-- start Materials provided --

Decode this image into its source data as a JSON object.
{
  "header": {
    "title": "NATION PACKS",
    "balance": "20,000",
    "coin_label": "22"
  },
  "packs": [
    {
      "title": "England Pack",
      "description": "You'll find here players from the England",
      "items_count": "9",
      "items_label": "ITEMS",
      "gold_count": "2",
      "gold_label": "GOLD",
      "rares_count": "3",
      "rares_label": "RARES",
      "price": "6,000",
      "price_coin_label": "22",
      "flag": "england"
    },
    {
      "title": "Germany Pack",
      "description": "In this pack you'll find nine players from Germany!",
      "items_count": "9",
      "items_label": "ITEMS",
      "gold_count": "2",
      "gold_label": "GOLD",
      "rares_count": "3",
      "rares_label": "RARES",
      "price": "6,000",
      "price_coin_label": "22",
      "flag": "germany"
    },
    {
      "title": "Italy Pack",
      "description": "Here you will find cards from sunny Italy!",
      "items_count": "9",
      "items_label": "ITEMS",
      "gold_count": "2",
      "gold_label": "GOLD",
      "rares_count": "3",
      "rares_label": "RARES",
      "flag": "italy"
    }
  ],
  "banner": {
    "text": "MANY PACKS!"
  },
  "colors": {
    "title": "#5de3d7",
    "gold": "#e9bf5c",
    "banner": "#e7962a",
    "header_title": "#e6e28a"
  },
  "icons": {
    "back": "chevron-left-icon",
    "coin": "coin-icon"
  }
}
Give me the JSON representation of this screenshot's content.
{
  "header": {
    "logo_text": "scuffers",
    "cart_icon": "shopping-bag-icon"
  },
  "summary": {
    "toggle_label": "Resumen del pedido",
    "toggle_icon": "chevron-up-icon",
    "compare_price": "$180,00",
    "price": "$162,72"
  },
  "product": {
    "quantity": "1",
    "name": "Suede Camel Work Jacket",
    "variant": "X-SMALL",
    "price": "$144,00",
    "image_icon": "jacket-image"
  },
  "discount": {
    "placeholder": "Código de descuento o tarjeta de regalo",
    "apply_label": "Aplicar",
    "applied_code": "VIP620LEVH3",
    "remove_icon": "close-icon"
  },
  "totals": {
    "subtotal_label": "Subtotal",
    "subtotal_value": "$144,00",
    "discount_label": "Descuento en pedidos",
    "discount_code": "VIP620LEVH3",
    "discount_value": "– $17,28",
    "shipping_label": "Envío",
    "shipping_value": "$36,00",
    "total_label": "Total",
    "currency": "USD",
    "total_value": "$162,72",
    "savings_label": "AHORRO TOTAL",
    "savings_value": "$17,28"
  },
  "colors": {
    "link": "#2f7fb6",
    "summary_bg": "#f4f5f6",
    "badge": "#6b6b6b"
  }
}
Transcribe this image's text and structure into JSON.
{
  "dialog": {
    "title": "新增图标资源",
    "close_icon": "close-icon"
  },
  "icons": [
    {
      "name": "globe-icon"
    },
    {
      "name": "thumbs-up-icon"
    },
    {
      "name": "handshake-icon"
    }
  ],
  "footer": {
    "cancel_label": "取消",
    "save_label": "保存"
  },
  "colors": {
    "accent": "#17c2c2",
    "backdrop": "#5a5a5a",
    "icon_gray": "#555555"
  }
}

-- end Materials provided --

== Short exercise ==
Copy out all of the records shown above exactly.

== Result of this exercise ==
Decode this image into its source data as a JSON object.
{
  "header": {
    "title": "NATION PACKS",
    "balance": "20,000",
    "coin_label": "22"
  },
  "packs": [
    {
      "title": "England Pack",
      "description": "You'll find here players from the England",
      "items_count": "9",
      "items_label": "ITEMS",
      "gold_count": "2",
      "gold_label": "GOLD",
      "rares_count": "3",
      "rares_label": "RARES",
      "price": "6,000",
      "price_coin_label": "22",
      "flag": "england"
    },
    {
      "title": "Germany Pack",
      "description": "In this pack you'll find nine players from Germany!",
      "items_count": "9",
      "items_label": "ITEMS",
      "gold_count": "2",
      "gold_label": "GOLD",
      "rares_count": "3",
      "rares_label": "RARES",
      "price": "6,000",
      "price_coin_label": "22",
      "flag": "germany"
    },
    {
      "title": "Italy Pack",
      "description": "Here you will find cards from sunny Italy!",
      "items_count": "9",
      "items_label": "ITEMS",
      "gold_count": "2",
      "gold_label": "GOLD",
      "rares_count": "3",
      "rares_label": "RARES",
      "flag": "italy"
    }
  ],
  "banner": {
    "text": "MANY PACKS!"
  },
  "colors": {
    "title": "#5de3d7",
    "gold": "#e9bf5c",
    "banner": "#e7962a",
    "header_title": "#e6e28a"
  },
  "icons": {
    "back": "chevron-left-icon",
    "coin": "coin-icon"
  }
}
Give me the JSON representation of this screenshot's content.
{
  "header": {
    "logo_text": "scuffers",
    "cart_icon": "shopping-bag-icon"
  },
  "summary": {
    "toggle_label": "Resumen del pedido",
    "toggle_icon": "chevron-up-icon",
    "compare_price": "$180,00",
    "price": "$162,72"
  },
  "product": {
    "quantity": "1",
    "name": "Suede Camel Work Jacket",
    "variant": "X-SMALL",
    "price": "$144,00",
    "image_icon": "jacket-image"
  },
  "discount": {
    "placeholder": "Código de descuento o tarjeta de regalo",
    "apply_label": "Aplicar",
    "applied_code": "VIP620LEVH3",
    "remove_icon": "close-icon"
  },
  "totals": {
    "subtotal_label": "Subtotal",
    "subtotal_value": "$144,00",
    "discount_label": "Descuento en pedidos",
    "discount_code": "VIP620LEVH3",
    "discount_value": "– $17,28",
    "shipping_label": "Envío",
    "shipping_value": "$36,00",
    "total_label": "Total",
    "currency": "USD",
    "total_value": "$162,72",
    "savings_label": "AHORRO TOTAL",
    "savings_value": "$17,28"
  },
  "colors": {
    "link": "#2f7fb6",
    "summary_bg": "#f4f5f6",
    "badge": "#6b6b6b"
  }
}
Transcribe this image's text and structure into JSON.
{
  "dialog": {
    "title": "新增图标资源",
    "close_icon": "close-icon"
  },
  "icons": [
    {
      "name": "globe-icon"
    },
    {
      "name": "thumbs-up-icon"
    },
    {
      "name": "handshake-icon"
    }
  ],
  "footer": {
    "cancel_label": "取消",
    "save_label": "保存"
  },
  "colors": {
    "accent": "#17c2c2",
    "backdrop": "#5a5a5a",
    "icon_gray": "#555555"
  }
}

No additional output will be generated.